---------- Data provided ----------

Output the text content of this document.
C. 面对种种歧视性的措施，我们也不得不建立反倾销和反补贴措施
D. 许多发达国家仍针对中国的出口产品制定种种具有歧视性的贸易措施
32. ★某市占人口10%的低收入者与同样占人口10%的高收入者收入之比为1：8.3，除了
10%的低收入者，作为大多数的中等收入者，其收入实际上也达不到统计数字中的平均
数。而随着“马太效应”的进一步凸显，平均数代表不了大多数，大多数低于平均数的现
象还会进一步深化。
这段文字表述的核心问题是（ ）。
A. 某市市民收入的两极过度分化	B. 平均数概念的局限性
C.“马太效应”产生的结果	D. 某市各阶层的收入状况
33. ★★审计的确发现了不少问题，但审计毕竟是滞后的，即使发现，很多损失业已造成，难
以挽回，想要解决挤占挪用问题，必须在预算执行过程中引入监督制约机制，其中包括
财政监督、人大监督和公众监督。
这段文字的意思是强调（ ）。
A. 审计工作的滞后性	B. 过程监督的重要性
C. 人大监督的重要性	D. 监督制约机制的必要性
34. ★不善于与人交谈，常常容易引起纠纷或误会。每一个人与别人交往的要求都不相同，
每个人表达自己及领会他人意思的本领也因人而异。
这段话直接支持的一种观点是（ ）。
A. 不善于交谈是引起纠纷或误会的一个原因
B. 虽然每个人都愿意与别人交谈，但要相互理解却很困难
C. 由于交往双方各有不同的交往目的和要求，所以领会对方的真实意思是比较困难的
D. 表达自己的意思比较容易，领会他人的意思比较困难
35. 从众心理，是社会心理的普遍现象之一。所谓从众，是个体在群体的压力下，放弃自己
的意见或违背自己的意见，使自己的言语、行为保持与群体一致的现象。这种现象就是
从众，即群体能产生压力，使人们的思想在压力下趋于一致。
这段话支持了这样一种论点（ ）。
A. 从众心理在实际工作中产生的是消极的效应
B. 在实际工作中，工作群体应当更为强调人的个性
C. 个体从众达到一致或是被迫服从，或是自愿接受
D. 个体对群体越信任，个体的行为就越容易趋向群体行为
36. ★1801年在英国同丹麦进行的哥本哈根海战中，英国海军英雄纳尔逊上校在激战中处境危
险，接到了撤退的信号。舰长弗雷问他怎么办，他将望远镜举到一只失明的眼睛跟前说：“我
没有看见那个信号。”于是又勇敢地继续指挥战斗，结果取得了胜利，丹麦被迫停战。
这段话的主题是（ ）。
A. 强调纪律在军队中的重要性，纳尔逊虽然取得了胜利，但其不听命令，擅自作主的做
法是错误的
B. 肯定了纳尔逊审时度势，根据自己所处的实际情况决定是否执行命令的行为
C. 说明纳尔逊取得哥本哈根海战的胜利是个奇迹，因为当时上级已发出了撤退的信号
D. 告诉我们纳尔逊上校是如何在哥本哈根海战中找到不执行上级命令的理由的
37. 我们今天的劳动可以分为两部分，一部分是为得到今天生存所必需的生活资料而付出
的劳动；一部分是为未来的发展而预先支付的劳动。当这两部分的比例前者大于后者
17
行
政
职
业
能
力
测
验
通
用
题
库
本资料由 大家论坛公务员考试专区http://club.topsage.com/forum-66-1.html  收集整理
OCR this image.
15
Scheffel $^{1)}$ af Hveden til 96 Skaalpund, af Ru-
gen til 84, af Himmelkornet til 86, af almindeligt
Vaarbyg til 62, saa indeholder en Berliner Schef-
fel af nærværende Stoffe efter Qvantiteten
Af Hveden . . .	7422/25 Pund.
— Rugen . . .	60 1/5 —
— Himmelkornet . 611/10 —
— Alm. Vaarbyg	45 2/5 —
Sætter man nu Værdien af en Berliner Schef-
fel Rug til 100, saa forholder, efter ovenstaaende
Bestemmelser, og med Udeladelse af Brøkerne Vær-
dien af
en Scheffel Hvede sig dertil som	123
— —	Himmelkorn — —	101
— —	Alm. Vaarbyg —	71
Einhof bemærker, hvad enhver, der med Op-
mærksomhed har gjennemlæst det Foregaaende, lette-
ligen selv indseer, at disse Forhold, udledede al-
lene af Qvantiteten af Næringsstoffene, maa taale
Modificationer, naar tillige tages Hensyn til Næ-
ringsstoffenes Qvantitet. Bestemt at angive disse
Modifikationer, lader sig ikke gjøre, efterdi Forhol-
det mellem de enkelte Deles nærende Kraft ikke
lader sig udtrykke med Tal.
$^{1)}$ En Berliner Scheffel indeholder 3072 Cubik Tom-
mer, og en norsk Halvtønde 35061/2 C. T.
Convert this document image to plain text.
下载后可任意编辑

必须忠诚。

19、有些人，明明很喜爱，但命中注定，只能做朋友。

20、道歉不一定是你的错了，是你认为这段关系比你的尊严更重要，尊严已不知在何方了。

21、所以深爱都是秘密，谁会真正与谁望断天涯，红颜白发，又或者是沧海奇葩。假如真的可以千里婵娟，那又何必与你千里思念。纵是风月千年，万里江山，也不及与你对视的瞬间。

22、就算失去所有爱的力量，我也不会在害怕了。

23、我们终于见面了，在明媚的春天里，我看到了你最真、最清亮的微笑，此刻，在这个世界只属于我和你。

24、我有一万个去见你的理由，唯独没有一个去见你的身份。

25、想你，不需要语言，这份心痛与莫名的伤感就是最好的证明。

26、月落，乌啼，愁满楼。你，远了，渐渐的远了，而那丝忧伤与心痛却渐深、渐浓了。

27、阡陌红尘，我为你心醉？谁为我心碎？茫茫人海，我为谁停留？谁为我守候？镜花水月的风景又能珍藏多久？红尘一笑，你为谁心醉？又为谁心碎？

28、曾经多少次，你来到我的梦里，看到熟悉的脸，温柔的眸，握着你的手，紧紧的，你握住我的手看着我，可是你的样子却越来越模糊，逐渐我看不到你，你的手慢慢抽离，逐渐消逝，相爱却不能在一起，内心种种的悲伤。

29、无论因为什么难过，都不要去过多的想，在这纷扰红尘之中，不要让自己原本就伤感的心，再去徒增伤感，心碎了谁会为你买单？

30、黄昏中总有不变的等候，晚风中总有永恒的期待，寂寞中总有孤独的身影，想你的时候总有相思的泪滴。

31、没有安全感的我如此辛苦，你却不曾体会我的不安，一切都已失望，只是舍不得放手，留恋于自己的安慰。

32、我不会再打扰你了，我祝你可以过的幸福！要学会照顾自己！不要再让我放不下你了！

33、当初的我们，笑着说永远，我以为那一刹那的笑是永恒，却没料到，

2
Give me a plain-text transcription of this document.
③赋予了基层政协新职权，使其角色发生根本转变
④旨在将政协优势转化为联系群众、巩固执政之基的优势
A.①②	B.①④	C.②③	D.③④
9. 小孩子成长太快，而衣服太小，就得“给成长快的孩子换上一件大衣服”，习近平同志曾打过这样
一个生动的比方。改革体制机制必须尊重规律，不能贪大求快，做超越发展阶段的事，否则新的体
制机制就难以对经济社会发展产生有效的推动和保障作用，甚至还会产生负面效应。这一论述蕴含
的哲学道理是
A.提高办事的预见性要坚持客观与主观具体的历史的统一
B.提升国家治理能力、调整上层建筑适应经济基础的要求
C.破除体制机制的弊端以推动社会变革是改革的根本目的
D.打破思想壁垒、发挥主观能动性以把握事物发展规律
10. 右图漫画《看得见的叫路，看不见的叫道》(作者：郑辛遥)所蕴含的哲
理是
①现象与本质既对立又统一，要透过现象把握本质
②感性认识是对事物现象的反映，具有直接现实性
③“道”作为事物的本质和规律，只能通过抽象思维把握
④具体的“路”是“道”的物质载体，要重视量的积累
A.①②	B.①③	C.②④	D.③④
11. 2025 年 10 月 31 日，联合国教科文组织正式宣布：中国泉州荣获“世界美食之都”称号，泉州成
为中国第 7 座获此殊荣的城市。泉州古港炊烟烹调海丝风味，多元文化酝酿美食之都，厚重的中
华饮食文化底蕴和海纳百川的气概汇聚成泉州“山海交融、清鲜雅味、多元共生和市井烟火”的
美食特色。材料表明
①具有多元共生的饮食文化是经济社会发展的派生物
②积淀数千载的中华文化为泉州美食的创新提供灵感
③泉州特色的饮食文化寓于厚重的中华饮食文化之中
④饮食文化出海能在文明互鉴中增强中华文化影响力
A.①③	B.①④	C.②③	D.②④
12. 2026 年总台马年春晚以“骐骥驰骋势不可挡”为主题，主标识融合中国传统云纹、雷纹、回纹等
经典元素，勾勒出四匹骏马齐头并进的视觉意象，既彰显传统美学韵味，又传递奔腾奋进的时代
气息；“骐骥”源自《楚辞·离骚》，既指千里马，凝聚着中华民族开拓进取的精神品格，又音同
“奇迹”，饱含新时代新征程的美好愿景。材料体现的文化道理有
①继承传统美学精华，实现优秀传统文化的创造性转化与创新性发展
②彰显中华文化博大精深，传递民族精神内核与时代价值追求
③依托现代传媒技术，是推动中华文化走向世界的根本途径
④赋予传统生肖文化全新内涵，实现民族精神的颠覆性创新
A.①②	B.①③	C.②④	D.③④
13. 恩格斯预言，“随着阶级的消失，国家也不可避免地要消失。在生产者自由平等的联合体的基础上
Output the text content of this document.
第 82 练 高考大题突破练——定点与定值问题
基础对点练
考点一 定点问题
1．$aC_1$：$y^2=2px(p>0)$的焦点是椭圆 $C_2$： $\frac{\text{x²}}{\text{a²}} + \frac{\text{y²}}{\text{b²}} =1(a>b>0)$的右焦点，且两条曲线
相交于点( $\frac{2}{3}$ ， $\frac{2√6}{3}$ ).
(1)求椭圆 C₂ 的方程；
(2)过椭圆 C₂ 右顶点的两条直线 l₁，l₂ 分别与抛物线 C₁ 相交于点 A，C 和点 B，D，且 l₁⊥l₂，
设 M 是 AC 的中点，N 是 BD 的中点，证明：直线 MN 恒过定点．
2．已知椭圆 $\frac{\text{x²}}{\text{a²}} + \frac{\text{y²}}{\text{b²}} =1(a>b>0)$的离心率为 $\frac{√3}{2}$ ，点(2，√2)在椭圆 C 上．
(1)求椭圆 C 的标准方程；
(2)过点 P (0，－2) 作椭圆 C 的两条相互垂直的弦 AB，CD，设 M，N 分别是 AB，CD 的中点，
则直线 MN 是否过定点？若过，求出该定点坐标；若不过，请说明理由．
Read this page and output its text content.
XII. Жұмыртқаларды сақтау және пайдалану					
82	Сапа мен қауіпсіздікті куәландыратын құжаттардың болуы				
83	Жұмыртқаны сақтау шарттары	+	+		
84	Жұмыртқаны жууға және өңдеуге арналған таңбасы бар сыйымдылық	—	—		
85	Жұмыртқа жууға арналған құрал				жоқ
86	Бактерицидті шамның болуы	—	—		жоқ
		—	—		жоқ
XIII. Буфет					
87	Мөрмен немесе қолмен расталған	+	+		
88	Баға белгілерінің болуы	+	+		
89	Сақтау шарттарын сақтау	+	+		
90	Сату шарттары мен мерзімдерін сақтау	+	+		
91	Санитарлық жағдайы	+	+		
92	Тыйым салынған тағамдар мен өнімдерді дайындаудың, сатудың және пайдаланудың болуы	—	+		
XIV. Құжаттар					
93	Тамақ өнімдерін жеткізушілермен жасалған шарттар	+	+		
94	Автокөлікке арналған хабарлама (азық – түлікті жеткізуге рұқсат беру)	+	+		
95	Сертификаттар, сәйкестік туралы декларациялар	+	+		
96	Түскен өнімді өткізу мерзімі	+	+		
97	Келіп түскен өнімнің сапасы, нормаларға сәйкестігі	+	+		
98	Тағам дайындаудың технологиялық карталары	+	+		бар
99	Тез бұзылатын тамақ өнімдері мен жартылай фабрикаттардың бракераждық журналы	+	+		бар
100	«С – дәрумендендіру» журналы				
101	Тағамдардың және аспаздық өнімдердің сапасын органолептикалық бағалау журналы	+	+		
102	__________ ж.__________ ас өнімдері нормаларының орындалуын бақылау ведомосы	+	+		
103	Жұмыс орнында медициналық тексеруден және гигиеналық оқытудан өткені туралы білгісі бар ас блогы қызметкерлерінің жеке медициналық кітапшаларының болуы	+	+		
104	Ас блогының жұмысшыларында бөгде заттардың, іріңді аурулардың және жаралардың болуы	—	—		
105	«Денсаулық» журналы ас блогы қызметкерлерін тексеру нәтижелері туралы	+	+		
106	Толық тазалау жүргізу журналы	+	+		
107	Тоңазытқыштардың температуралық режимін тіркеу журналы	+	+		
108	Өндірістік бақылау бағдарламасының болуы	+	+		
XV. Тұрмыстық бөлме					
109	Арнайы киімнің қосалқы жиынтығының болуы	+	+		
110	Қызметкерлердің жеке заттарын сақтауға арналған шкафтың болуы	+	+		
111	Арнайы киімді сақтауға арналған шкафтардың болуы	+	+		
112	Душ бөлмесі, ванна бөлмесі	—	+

----------

To be done = From the data above, copy out every line with the string "disse" in it.

Completed task =
ligen selv indseer, at disse Forhold, udledede al-
ringsstoffenes Qvantitet. Bestemt at angive disse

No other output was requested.